● What to produce:
Search the listing below for the string "icon" and copy every line where it occurs.

● Task material:
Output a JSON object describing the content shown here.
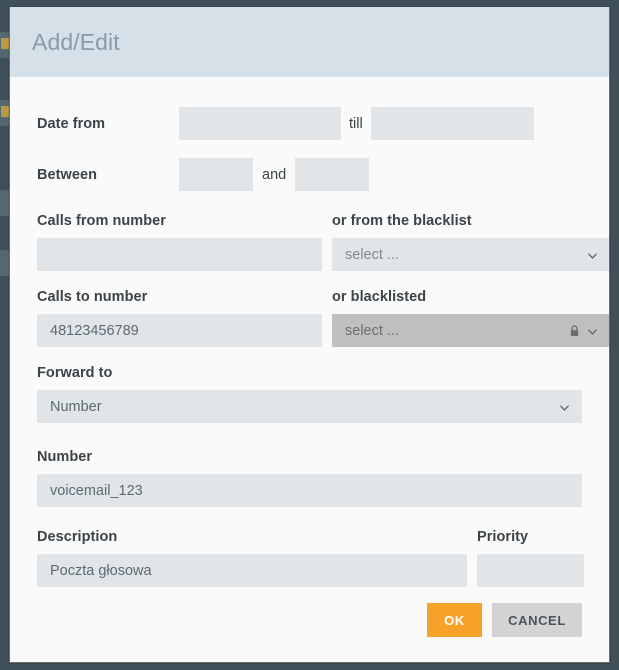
{
  "window": {
    "chrome_color": "#3f5058",
    "modal_border": "#6d6d6d"
  },
  "modal": {
    "title": "Add/Edit",
    "header_color": "#d5e0e8",
    "title_color": "#8b9ba6",
    "body_color": "#fafafa"
  },
  "form": {
    "date_from": {
      "label": "Date from",
      "from_value": "",
      "from_placeholder": "",
      "separator_label": "till",
      "till_value": "",
      "till_placeholder": ""
    },
    "between": {
      "label": "Between",
      "from_value": "",
      "from_placeholder": "",
      "separator_label": "and",
      "to_value": "",
      "to_placeholder": ""
    },
    "calls_from_number": {
      "label": "Calls from number",
      "value": "",
      "placeholder": ""
    },
    "from_blacklist": {
      "label": "or from the blacklist",
      "selected": "select ...",
      "disabled": false,
      "caret_icon": "chevron-down-icon"
    },
    "calls_to_number": {
      "label": "Calls to number",
      "value": "48123456789",
      "placeholder": ""
    },
    "or_blacklisted": {
      "label": "or blacklisted",
      "selected": "select ...",
      "disabled": true,
      "lock_icon": "lock-icon",
      "caret_icon": "chevron-down-icon",
      "disabled_bg": "#bfbfbf"
    },
    "forward_to": {
      "label": "Forward to",
      "selected": "Number",
      "caret_icon": "chevron-down-icon"
    },
    "number": {
      "label": "Number",
      "value": "voicemail_123",
      "placeholder": ""
    },
    "description": {
      "label": "Description",
      "value": "Poczta głosowa",
      "placeholder": ""
    },
    "priority": {
      "label": "Priority",
      "value": "",
      "placeholder": ""
    }
  },
  "footer": {
    "ok_label": "OK",
    "ok_color": "#f7a32b",
    "cancel_label": "CANCEL",
    "cancel_color": "#d4d4d4"
  }
}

● Answer for this exercise:
      "caret_icon": "chevron-down-icon"
      "lock_icon": "lock-icon",
      "caret_icon": "chevron-down-icon",
      "caret_icon": "chevron-down-icon"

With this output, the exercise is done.